__EXERCISE INSTRUCTIONS__. Comb the records below for the string "HIBOR" and copy each line where it turns up.

__Entries with figure data__.
/---
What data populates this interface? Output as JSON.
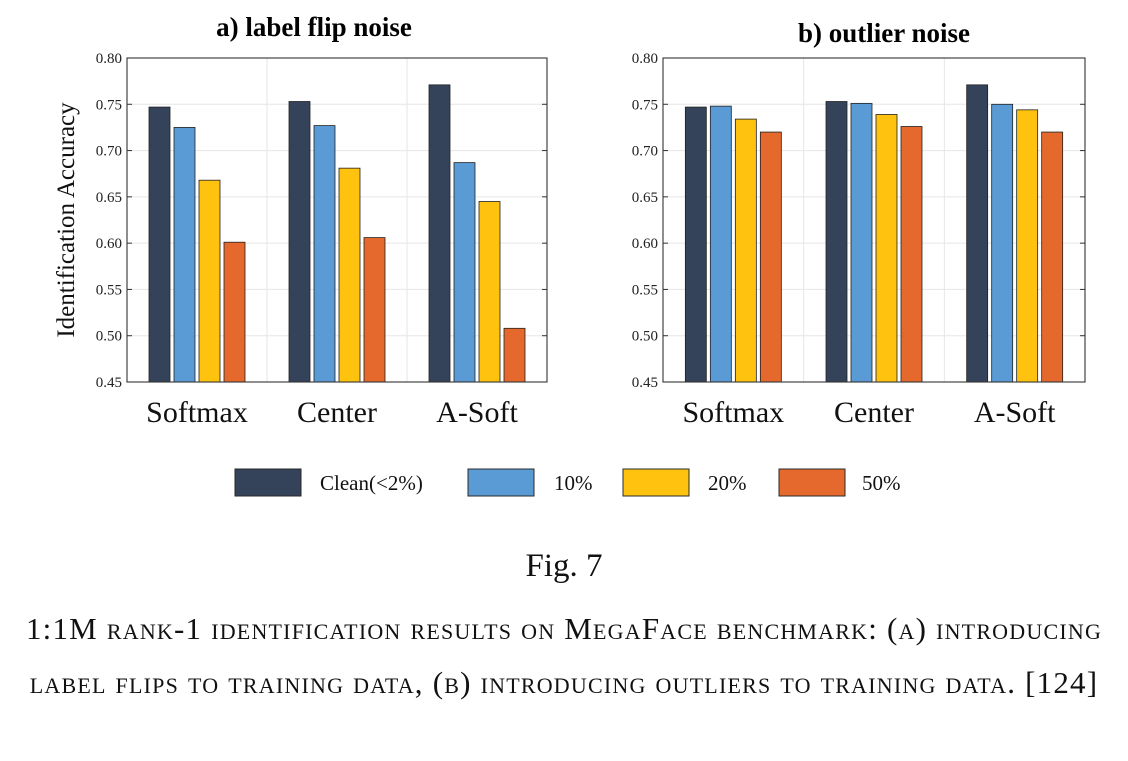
{
  "figure": {
    "y_axis_label": "Identification Accuracy",
    "legend": [
      {
        "label": "Clean(<2%)",
        "color": "#34435a"
      },
      {
        "label": "10%",
        "color": "#5b9bd5"
      },
      {
        "label": "20%",
        "color": "#ffc20e"
      },
      {
        "label": "50%",
        "color": "#e5692c"
      }
    ],
    "fig_label": "Fig. 7",
    "caption": "1:1M rank-1 identification results on MegaFace benchmark: (a) introducing label flips to training data, (b) introducing outliers to training data. [124]"
  },
  "chart_data": [
    {
      "type": "bar",
      "title": "a) label flip noise",
      "ylabel": "Identification Accuracy",
      "ylim": [
        0.45,
        0.8
      ],
      "yticks": [
        "0.45",
        "0.50",
        "0.55",
        "0.60",
        "0.65",
        "0.70",
        "0.75",
        "0.80"
      ],
      "grid": true,
      "categories": [
        "Softmax",
        "Center",
        "A-Soft"
      ],
      "series": [
        {
          "name": "Clean(<2%)",
          "values": [
            0.747,
            0.753,
            0.771
          ]
        },
        {
          "name": "10%",
          "values": [
            0.725,
            0.727,
            0.687
          ]
        },
        {
          "name": "20%",
          "values": [
            0.668,
            0.681,
            0.645
          ]
        },
        {
          "name": "50%",
          "values": [
            0.601,
            0.606,
            0.508
          ]
        }
      ]
    },
    {
      "type": "bar",
      "title": "b) outlier noise",
      "ylabel": "",
      "ylim": [
        0.45,
        0.8
      ],
      "yticks": [
        "0.45",
        "0.50",
        "0.55",
        "0.60",
        "0.65",
        "0.70",
        "0.75",
        "0.80"
      ],
      "grid": true,
      "categories": [
        "Softmax",
        "Center",
        "A-Soft"
      ],
      "series": [
        {
          "name": "Clean(<2%)",
          "values": [
            0.747,
            0.753,
            0.771
          ]
        },
        {
          "name": "10%",
          "values": [
            0.748,
            0.751,
            0.75
          ]
        },
        {
          "name": "20%",
          "values": [
            0.734,
            0.739,
            0.744
          ]
        },
        {
          "name": "50%",
          "values": [
            0.72,
            0.726,
            0.72
          ]
        }
      ]
    }
  ]
}
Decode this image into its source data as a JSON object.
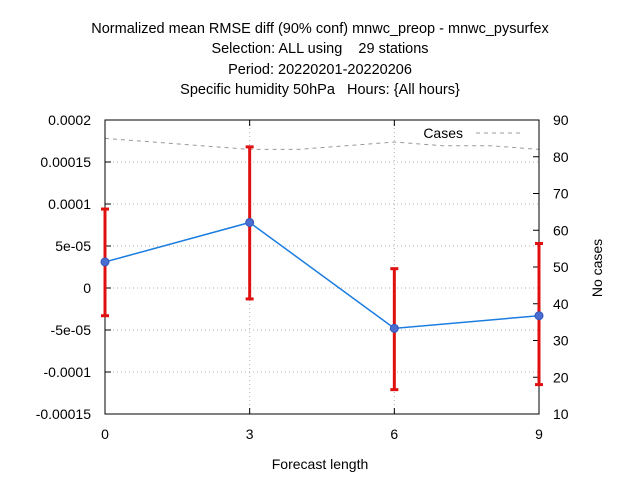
{
  "chart_data": {
    "type": "line",
    "title_lines": [
      "Normalized mean RMSE diff (90% conf) mnwc_preop - mnwc_pysurfex",
      "Selection: ALL using    29 stations",
      "Period: 20220201-20220206",
      "Specific humidity 50hPa   Hours: {All hours}"
    ],
    "xlabel": "Forecast length",
    "ylabel": "",
    "y2label": "No cases",
    "x": [
      0,
      3,
      6,
      9
    ],
    "xlim": [
      0,
      9
    ],
    "ylim": [
      -0.00015,
      0.0002
    ],
    "y2lim": [
      10,
      90
    ],
    "x_ticks": [
      "0",
      "3",
      "6",
      "9"
    ],
    "y_ticks": [
      "0.0002",
      "0.00015",
      "0.0001",
      "5e-05",
      "0",
      "-5e-05",
      "-0.0001",
      "-0.00015"
    ],
    "y_tick_values": [
      0.0002,
      0.00015,
      0.0001,
      5e-05,
      0,
      -5e-05,
      -0.0001,
      -0.00015
    ],
    "y2_ticks": [
      "90",
      "80",
      "70",
      "60",
      "50",
      "40",
      "30",
      "20",
      "10"
    ],
    "y2_tick_values": [
      90,
      80,
      70,
      60,
      50,
      40,
      30,
      20,
      10
    ],
    "grid": true,
    "legend_position": "top-right",
    "series": [
      {
        "values": [
          3.1e-05,
          7.8e-05,
          -4.8e-05,
          -3.3e-05
        ],
        "err_low": [
          -3.3e-05,
          -1.3e-05,
          -0.000121,
          -0.000115
        ],
        "err_high": [
          9.4e-05,
          0.000168,
          2.3e-05,
          5.3e-05
        ],
        "line_color": "#1a7de0",
        "marker_color": "#4a6ed0",
        "error_color": "#e01010"
      },
      {
        "name": "Cases",
        "axis": "y2",
        "x": [
          0,
          1,
          2,
          3,
          4,
          5,
          6,
          7,
          8,
          9
        ],
        "values": [
          85,
          84,
          83,
          82,
          82,
          83,
          84,
          83,
          83,
          82
        ],
        "color": "#999999"
      }
    ]
  }
}
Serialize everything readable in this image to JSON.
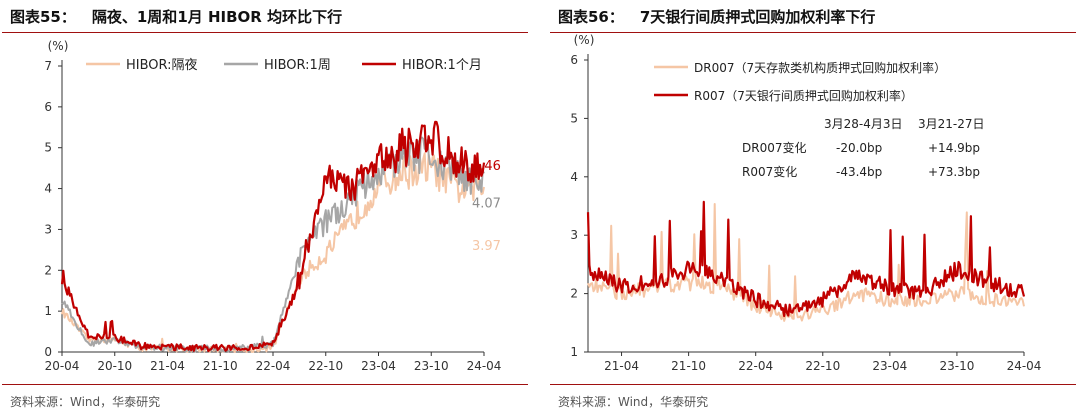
{
  "charts": [
    {
      "figure_number": "图表55：",
      "title": "隔夜、1周和1月 HIBOR 均环比下行",
      "source": "资料来源：Wind，华泰研究"
    },
    {
      "figure_number": "图表56：",
      "title": "7天银行间质押式回购加权利率下行",
      "source": "资料来源：Wind，华泰研究"
    }
  ],
  "chart_data": [
    {
      "type": "line",
      "unit_label": "(%)",
      "x": [
        "20-04",
        "20-07",
        "20-10",
        "21-01",
        "21-04",
        "21-07",
        "21-10",
        "22-01",
        "22-04",
        "22-07",
        "22-10",
        "23-01",
        "23-04",
        "23-07",
        "23-10",
        "24-01",
        "24-04"
      ],
      "x_ticks": [
        "20-04",
        "20-10",
        "21-04",
        "21-10",
        "22-04",
        "22-10",
        "23-04",
        "23-10",
        "24-04"
      ],
      "ylim": [
        0,
        7
      ],
      "y_ticks": [
        0,
        1,
        2,
        3,
        4,
        5,
        6,
        7
      ],
      "legend_position": "top",
      "series": [
        {
          "name": "HIBOR:隔夜",
          "color": "#f5c6a5",
          "width": 2,
          "values": [
            1.0,
            0.3,
            0.3,
            0.1,
            0.08,
            0.07,
            0.06,
            0.06,
            0.1,
            1.8,
            2.4,
            3.2,
            4.1,
            4.4,
            4.5,
            4.0,
            3.97
          ]
        },
        {
          "name": "HIBOR:1周",
          "color": "#a6a6a6",
          "width": 2,
          "values": [
            1.3,
            0.2,
            0.3,
            0.12,
            0.1,
            0.08,
            0.08,
            0.1,
            0.2,
            2.3,
            3.2,
            3.8,
            4.3,
            4.8,
            4.8,
            4.4,
            4.07
          ]
        },
        {
          "name": "HIBOR:1个月",
          "color": "#c00000",
          "width": 2.2,
          "values": [
            1.8,
            0.4,
            0.35,
            0.15,
            0.12,
            0.1,
            0.1,
            0.12,
            0.2,
            1.7,
            4.4,
            4.0,
            4.6,
            5.0,
            5.3,
            4.7,
            4.46
          ]
        }
      ],
      "end_labels": [
        {
          "text": "4.46",
          "value": 4.46,
          "color": "#c00000"
        },
        {
          "text": "4.07",
          "value": 4.07,
          "color": "#8c8c8c"
        },
        {
          "text": "3.97",
          "value": 3.97,
          "color": "#f5c6a5"
        }
      ]
    },
    {
      "type": "line",
      "unit_label": "(%)",
      "x": [
        "21-01",
        "21-04",
        "21-07",
        "21-10",
        "22-01",
        "22-04",
        "22-07",
        "22-10",
        "23-01",
        "23-04",
        "23-07",
        "23-10",
        "24-01",
        "24-04"
      ],
      "x_ticks": [
        "21-04",
        "21-10",
        "22-04",
        "22-10",
        "23-04",
        "23-10",
        "24-04"
      ],
      "ylim": [
        1,
        6
      ],
      "y_ticks": [
        1,
        2,
        3,
        4,
        5,
        6
      ],
      "legend_position": "top",
      "series": [
        {
          "name": "DR007（7天存款类机构质押式回购加权利率）",
          "color": "#f5c6a5",
          "width": 2,
          "values": [
            2.2,
            2.0,
            2.1,
            2.2,
            2.1,
            1.8,
            1.6,
            1.7,
            2.0,
            1.9,
            1.9,
            2.0,
            1.9,
            1.85
          ]
        },
        {
          "name": "R007（7天银行间质押式回购加权利率）",
          "color": "#c00000",
          "width": 2.2,
          "values": [
            2.4,
            2.1,
            2.2,
            2.4,
            2.3,
            1.9,
            1.7,
            1.9,
            2.3,
            2.1,
            2.0,
            2.4,
            2.2,
            2.0
          ]
        }
      ],
      "annotation_table": {
        "headers": [
          "3月28-4月3日",
          "3月21-27日"
        ],
        "rows": [
          {
            "label": "DR007变化",
            "values": [
              "-20.0bp",
              "+14.9bp"
            ]
          },
          {
            "label": "R007变化",
            "values": [
              "-43.4bp",
              "+73.3bp"
            ]
          }
        ]
      }
    }
  ]
}
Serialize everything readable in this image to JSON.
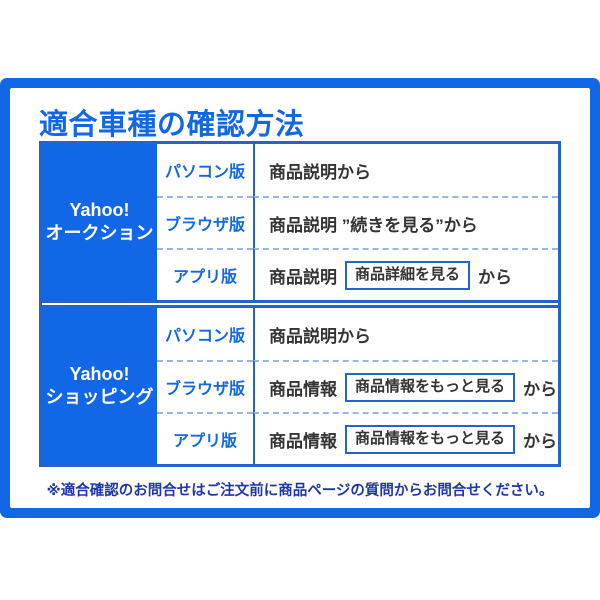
{
  "title": "適合車種の確認方法",
  "footnote": "※適合確認のお問合せはご注文前に商品ページの質問からお問合せください。",
  "colors": {
    "primary_blue": "#1267E6",
    "table_border_blue": "#2363CB",
    "dashed_separator_blue": "#96B7EB",
    "footnote_navy": "#1B38A8",
    "body_text": "#333333"
  },
  "table": {
    "groups": [
      {
        "service": {
          "line1": "Yahoo!",
          "line2": "オークション"
        },
        "rows": [
          {
            "platform": "パソコン版",
            "text": "商品説明から"
          },
          {
            "platform": "ブラウザ版",
            "text": "商品説明 ”続きを見る”から"
          },
          {
            "platform": "アプリ版",
            "text_before": "商品説明",
            "button": "商品詳細を見る",
            "text_after": "から"
          }
        ]
      },
      {
        "service": {
          "line1": "Yahoo!",
          "line2": "ショッピング"
        },
        "rows": [
          {
            "platform": "パソコン版",
            "text": "商品説明から"
          },
          {
            "platform": "ブラウザ版",
            "text_before": "商品情報",
            "button": "商品情報をもっと見る",
            "text_after": "から"
          },
          {
            "platform": "アプリ版",
            "text_before": "商品情報",
            "button": "商品情報をもっと見る",
            "text_after": "から"
          }
        ]
      }
    ]
  }
}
\---
__OUTPUT OF THE TASK__.
      "title": "隔夜、1周和1月 HIBOR 均环比下行",
          "name": "HIBOR:隔夜",
          "name": "HIBOR:1周",
          "name": "HIBOR:1个月",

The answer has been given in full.